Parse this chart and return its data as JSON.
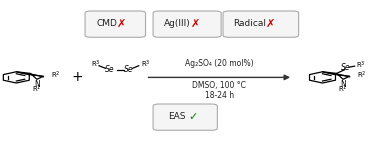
{
  "bg_color": "#ffffff",
  "box_edge_color": "#aaaaaa",
  "box_face_color": "#f5f5f5",
  "red_x_color": "#cc0000",
  "green_check_color": "#008800",
  "arrow_color": "#333333",
  "text_color": "#222222",
  "reaction_conditions_line1": "Ag₂SO₄ (20 mol%)",
  "reaction_conditions_line2": "DMSO, 100 °C",
  "reaction_conditions_line3": "18-24 h",
  "figsize": [
    3.78,
    1.42
  ],
  "dpi": 100
}
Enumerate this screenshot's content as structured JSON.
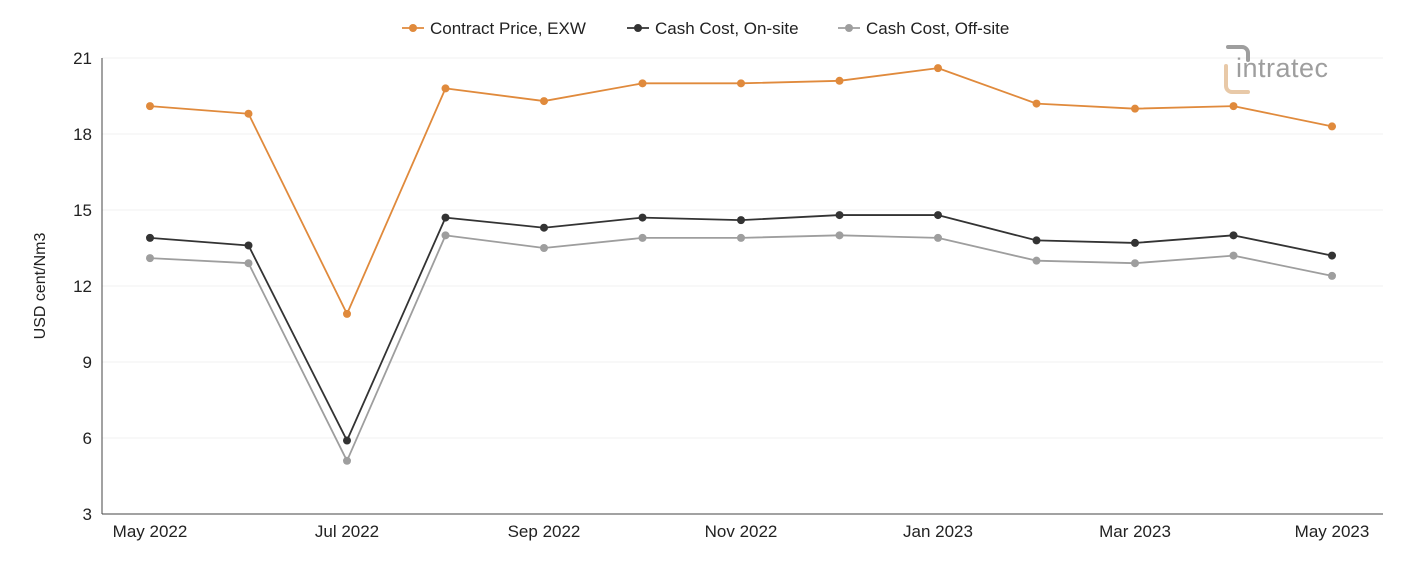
{
  "chart_data": {
    "type": "line",
    "title": "",
    "xlabel": "",
    "ylabel": "USD cent/Nm3",
    "ylim": [
      3,
      21
    ],
    "yticks": [
      "3",
      "6",
      "9",
      "12",
      "15",
      "18",
      "21"
    ],
    "grid": "horizontal",
    "legend_position": "top-center",
    "categories": [
      "May 2022",
      "Jun 2022",
      "Jul 2022",
      "Aug 2022",
      "Sep 2022",
      "Oct 2022",
      "Nov 2022",
      "Dec 2022",
      "Jan 2023",
      "Feb 2023",
      "Mar 2023",
      "Apr 2023",
      "May 2023"
    ],
    "x_tick_labels": [
      "May 2022",
      "",
      "Jul 2022",
      "",
      "Sep 2022",
      "",
      "Nov 2022",
      "",
      "Jan 2023",
      "",
      "Mar 2023",
      "",
      "May 2023"
    ],
    "series": [
      {
        "name": "Contract Price, EXW",
        "color": "#e08a3c",
        "values": [
          19.1,
          18.8,
          10.9,
          19.8,
          19.3,
          20.0,
          20.0,
          20.1,
          20.6,
          19.2,
          19.0,
          19.1,
          18.3
        ]
      },
      {
        "name": "Cash Cost, On-site",
        "color": "#333333",
        "values": [
          13.9,
          13.6,
          5.9,
          14.7,
          14.3,
          14.7,
          14.6,
          14.8,
          14.8,
          13.8,
          13.7,
          14.0,
          13.2
        ]
      },
      {
        "name": "Cash Cost, Off-site",
        "color": "#9e9e9e",
        "values": [
          13.1,
          12.9,
          5.1,
          14.0,
          13.5,
          13.9,
          13.9,
          14.0,
          13.9,
          13.0,
          12.9,
          13.2,
          12.4
        ]
      }
    ]
  },
  "logo": {
    "text": "intratec",
    "icon": "intratec-logo-icon",
    "accent_color": "#e8c9a8",
    "text_color": "#9e9e9e"
  }
}
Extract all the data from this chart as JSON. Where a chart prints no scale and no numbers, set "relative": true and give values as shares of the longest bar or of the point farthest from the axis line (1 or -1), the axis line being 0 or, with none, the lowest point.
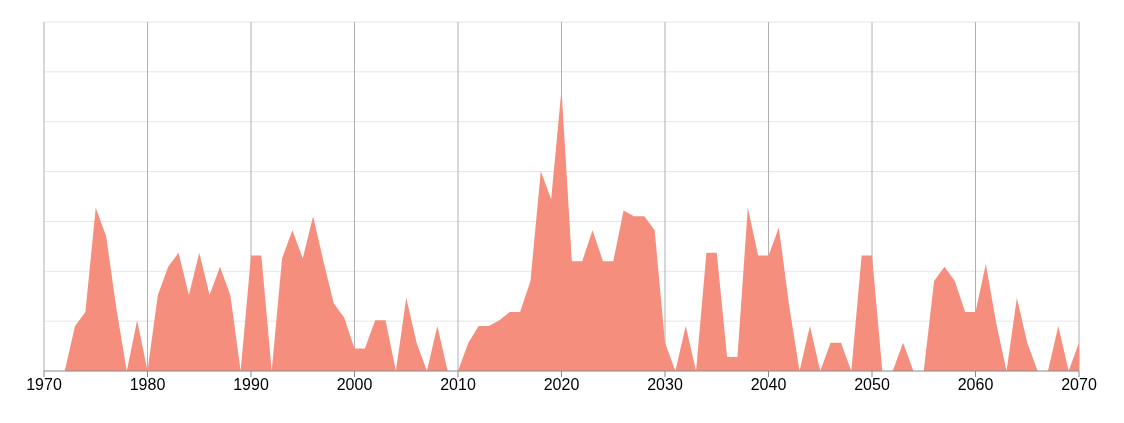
{
  "chart_data": {
    "type": "area",
    "relative": true,
    "color": "#f68e7e",
    "grid": true,
    "x": [
      1970,
      1971,
      1972,
      1973,
      1974,
      1975,
      1976,
      1977,
      1978,
      1979,
      1980,
      1981,
      1982,
      1983,
      1984,
      1985,
      1986,
      1987,
      1988,
      1989,
      1990,
      1991,
      1992,
      1993,
      1994,
      1995,
      1996,
      1997,
      1998,
      1999,
      2000,
      2001,
      2002,
      2003,
      2004,
      2005,
      2006,
      2007,
      2008,
      2009,
      2010,
      2011,
      2012,
      2013,
      2014,
      2015,
      2016,
      2017,
      2018,
      2019,
      2020,
      2021,
      2022,
      2023,
      2024,
      2025,
      2026,
      2027,
      2028,
      2029,
      2030,
      2031,
      2032,
      2033,
      2034,
      2035,
      2036,
      2037,
      2038,
      2039,
      2040,
      2041,
      2042,
      2043,
      2044,
      2045,
      2046,
      2047,
      2048,
      2049,
      2050,
      2051,
      2052,
      2053,
      2054,
      2055,
      2056,
      2057,
      2058,
      2059,
      2060,
      2061,
      2062,
      2063,
      2064,
      2065,
      2066,
      2067,
      2068,
      2069,
      2070
    ],
    "values": [
      0,
      0,
      0,
      0.16,
      0.21,
      0.58,
      0.48,
      0.22,
      0,
      0.18,
      0,
      0.27,
      0.37,
      0.42,
      0.27,
      0.42,
      0.27,
      0.37,
      0.27,
      0,
      0.41,
      0.41,
      0,
      0.4,
      0.5,
      0.4,
      0.55,
      0.39,
      0.24,
      0.19,
      0.08,
      0.08,
      0.18,
      0.18,
      0,
      0.26,
      0.1,
      0,
      0.16,
      0,
      0,
      0.1,
      0.16,
      0.16,
      0.18,
      0.21,
      0.21,
      0.32,
      0.71,
      0.61,
      1,
      0.39,
      0.39,
      0.5,
      0.39,
      0.39,
      0.57,
      0.55,
      0.55,
      0.5,
      0.1,
      0,
      0.16,
      0,
      0.42,
      0.42,
      0.05,
      0.05,
      0.58,
      0.41,
      0.41,
      0.51,
      0.23,
      0,
      0.16,
      0,
      0.1,
      0.1,
      0,
      0.41,
      0.41,
      0,
      0,
      0.1,
      0,
      0,
      0.32,
      0.37,
      0.32,
      0.21,
      0.21,
      0.38,
      0.17,
      0,
      0.26,
      0.1,
      0,
      0,
      0.16,
      0,
      0.1
    ],
    "xlim": [
      1970,
      2070
    ],
    "xticks": [
      1970,
      1980,
      1990,
      2000,
      2010,
      2020,
      2030,
      2040,
      2050,
      2060,
      2070
    ]
  }
}
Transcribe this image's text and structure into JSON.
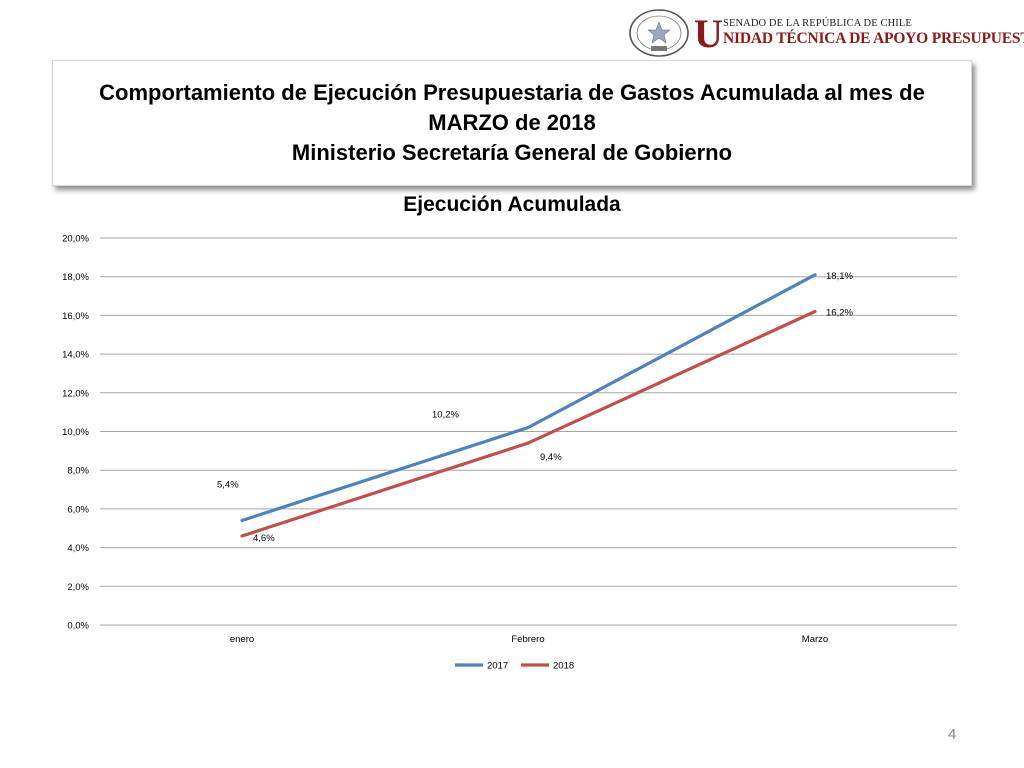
{
  "header": {
    "seal_text": "REPÚBLICA DE CHILE · SENADO",
    "brand_initial": "U",
    "brand_top": "SENADO DE LA REPÚBLICA DE CHILE",
    "brand_main": "NIDAD TÉCNICA DE APOYO PRESUPUESTARIO"
  },
  "title": {
    "line1": "Comportamiento de Ejecución Presupuestaria de Gastos Acumulada al mes de",
    "line2": "MARZO de 2018",
    "line3": "Ministerio Secretaría General de Gobierno"
  },
  "page_number": "4",
  "chart_data": {
    "type": "line",
    "title": "Ejecución Acumulada",
    "categories": [
      "enero",
      "Febrero",
      "Marzo"
    ],
    "series": [
      {
        "name": "2017",
        "values": [
          5.4,
          10.2,
          18.1
        ],
        "labels": [
          "5,4%",
          "10,2%",
          "18,1%"
        ],
        "color": "#4f81bd"
      },
      {
        "name": "2018",
        "values": [
          4.6,
          9.4,
          16.2
        ],
        "labels": [
          "4,6%",
          "9,4%",
          "16,2%"
        ],
        "color": "#c0504d"
      }
    ],
    "ylim": [
      0,
      20
    ],
    "yticks": [
      "0,0%",
      "2,0%",
      "4,0%",
      "6,0%",
      "8,0%",
      "10,0%",
      "12,0%",
      "14,0%",
      "16,0%",
      "18,0%",
      "20,0%"
    ],
    "grid": true,
    "legend": "bottom-center",
    "gridline_color": "#a6a6a6"
  }
}
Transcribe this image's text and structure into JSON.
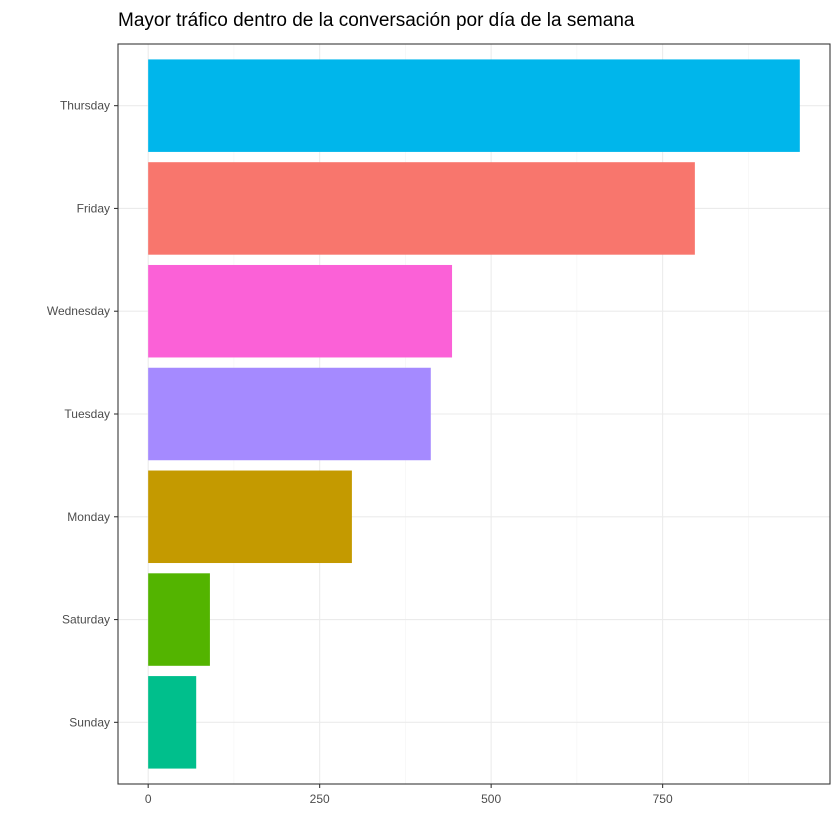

* * * * *

#### PROBLEM STATEMENT
Leave images out of the retyped records; keep all else exact.

#### EXERCISE OUTPUT
Parse this chart and return its data as JSON.
{
  "bg_color": "#ffffff",
  "box_edge_color": "#aaaaaa",
  "box_face_color": "#f5f5f5",
  "red_x_color": "#cc0000",
  "green_check_color": "#008800",
  "arrow_color": "#333333",
  "text_color": "#222222",
  "reaction_conditions_line1": "Ag₂SO₄ (20 mol%)",
  "reaction_conditions_line2": "DMSO, 100 °C",
  "reaction_conditions_line3": "18-24 h",
  "figsize": [
    3.78,
    1.42
  ],
  "dpi": 100
}
Enumerate this screenshot's content as structured JSON.
{
  "chart_data": {
    "type": "line",
    "title": "",
    "xlabel": "",
    "ylabel": "USD cent/Nm3",
    "ylim": [
      3,
      21
    ],
    "yticks": [
      "3",
      "6",
      "9",
      "12",
      "15",
      "18",
      "21"
    ],
    "grid": "horizontal",
    "legend_position": "top-center",
    "categories": [
      "May 2022",
      "Jun 2022",
      "Jul 2022",
      "Aug 2022",
      "Sep 2022",
      "Oct 2022",
      "Nov 2022",
      "Dec 2022",
      "Jan 2023",
      "Feb 2023",
      "Mar 2023",
      "Apr 2023",
      "May 2023"
    ],
    "x_tick_labels": [
      "May 2022",
      "",
      "Jul 2022",
      "",
      "Sep 2022",
      "",
      "Nov 2022",
      "",
      "Jan 2023",
      "",
      "Mar 2023",
      "",
      "May 2023"
    ],
    "series": [
      {
        "name": "Contract Price, EXW",
        "color": "#e08a3c",
        "values": [
          19.1,
          18.8,
          10.9,
          19.8,
          19.3,
          20.0,
          20.0,
          20.1,
          20.6,
          19.2,
          19.0,
          19.1,
          18.3
        ]
      },
      {
        "name": "Cash Cost, On-site",
        "color": "#333333",
        "values": [
          13.9,
          13.6,
          5.9,
          14.7,
          14.3,
          14.7,
          14.6,
          14.8,
          14.8,
          13.8,
          13.7,
          14.0,
          13.2
        ]
      },
      {
        "name": "Cash Cost, Off-site",
        "color": "#9e9e9e",
        "values": [
          13.1,
          12.9,
          5.1,
          14.0,
          13.5,
          13.9,
          13.9,
          14.0,
          13.9,
          13.0,
          12.9,
          13.2,
          12.4
        ]
      }
    ]
  },
  "logo": {
    "text": "intratec",
    "icon": "intratec-logo-icon",
    "accent_color": "#e8c9a8",
    "text_color": "#9e9e9e"
  }
}
Extract all the data from this chart as JSON. Where a chart prints no scale and no numbers, set "relative": true and give values as shares of the longest bar or of the point farthest from the axis line (1 or -1), the axis line being 0 or, with none, the lowest point.
{
  "chart_data": {
    "type": "area",
    "relative": true,
    "color": "#f68e7e",
    "grid": true,
    "x": [
      1970,
      1971,
      1972,
      1973,
      1974,
      1975,
      1976,
      1977,
      1978,
      1979,
      1980,
      1981,
      1982,
      1983,
      1984,
      1985,
      1986,
      1987,
      1988,
      1989,
      1990,
      1991,
      1992,
      1993,
      1994,
      1995,
      1996,
      1997,
      1998,
      1999,
      2000,
      2001,
      2002,
      2003,
      2004,
      2005,
      2006,
      2007,
      2008,
      2009,
      2010,
      2011,
      2012,
      2013,
      2014,
      2015,
      2016,
      2017,
      2018,
      2019,
      2020,
      2021,
      2022,
      2023,
      2024,
      2025,
      2026,
      2027,
      2028,
      2029,
      2030,
      2031,
      2032,
      2033,
      2034,
      2035,
      2036,
      2037,
      2038,
      2039,
      2040,
      2041,
      2042,
      2043,
      2044,
      2045,
      2046,
      2047,
      2048,
      2049,
      2050,
      2051,
      2052,
      2053,
      2054,
      2055,
      2056,
      2057,
      2058,
      2059,
      2060,
      2061,
      2062,
      2063,
      2064,
      2065,
      2066,
      2067,
      2068,
      2069,
      2070
    ],
    "values": [
      0,
      0,
      0,
      0.16,
      0.21,
      0.58,
      0.48,
      0.22,
      0,
      0.18,
      0,
      0.27,
      0.37,
      0.42,
      0.27,
      0.42,
      0.27,
      0.37,
      0.27,
      0,
      0.41,
      0.41,
      0,
      0.4,
      0.5,
      0.4,
      0.55,
      0.39,
      0.24,
      0.19,
      0.08,
      0.08,
      0.18,
      0.18,
      0,
      0.26,
      0.1,
      0,
      0.16,
      0,
      0,
      0.1,
      0.16,
      0.16,
      0.18,
      0.21,
      0.21,
      0.32,
      0.71,
      0.61,
      1,
      0.39,
      0.39,
      0.5,
      0.39,
      0.39,
      0.57,
      0.55,
      0.55,
      0.5,
      0.1,
      0,
      0.16,
      0,
      0.42,
      0.42,
      0.05,
      0.05,
      0.58,
      0.41,
      0.41,
      0.51,
      0.23,
      0,
      0.16,
      0,
      0.1,
      0.1,
      0,
      0.41,
      0.41,
      0,
      0,
      0.1,
      0,
      0,
      0.32,
      0.37,
      0.32,
      0.21,
      0.21,
      0.38,
      0.17,
      0,
      0.26,
      0.1,
      0,
      0,
      0.16,
      0,
      0.1
    ],
    "xlim": [
      1970,
      2070
    ],
    "xticks": [
      1970,
      1980,
      1990,
      2000,
      2010,
      2020,
      2030,
      2040,
      2050,
      2060,
      2070
    ]
  }
}
Transcribe this image's text and structure into JSON.
{
  "header": {
    "seal_text": "REPÚBLICA DE CHILE · SENADO",
    "brand_initial": "U",
    "brand_top": "SENADO DE LA REPÚBLICA DE CHILE",
    "brand_main": "NIDAD TÉCNICA DE APOYO PRESUPUESTARIO"
  },
  "title": {
    "line1": "Comportamiento de Ejecución Presupuestaria de Gastos Acumulada al mes de",
    "line2": "MARZO de 2018",
    "line3": "Ministerio Secretaría General de Gobierno"
  },
  "page_number": "4",
  "chart_data": {
    "type": "line",
    "title": "Ejecución Acumulada",
    "categories": [
      "enero",
      "Febrero",
      "Marzo"
    ],
    "series": [
      {
        "name": "2017",
        "values": [
          5.4,
          10.2,
          18.1
        ],
        "labels": [
          "5,4%",
          "10,2%",
          "18,1%"
        ],
        "color": "#4f81bd"
      },
      {
        "name": "2018",
        "values": [
          4.6,
          9.4,
          16.2
        ],
        "labels": [
          "4,6%",
          "9,4%",
          "16,2%"
        ],
        "color": "#c0504d"
      }
    ],
    "ylim": [
      0,
      20
    ],
    "yticks": [
      "0,0%",
      "2,0%",
      "4,0%",
      "6,0%",
      "8,0%",
      "10,0%",
      "12,0%",
      "14,0%",
      "16,0%",
      "18,0%",
      "20,0%"
    ],
    "grid": true,
    "legend": "bottom-center",
    "gridline_color": "#a6a6a6"
  }
}
Transcribe this image's text and structure into JSON.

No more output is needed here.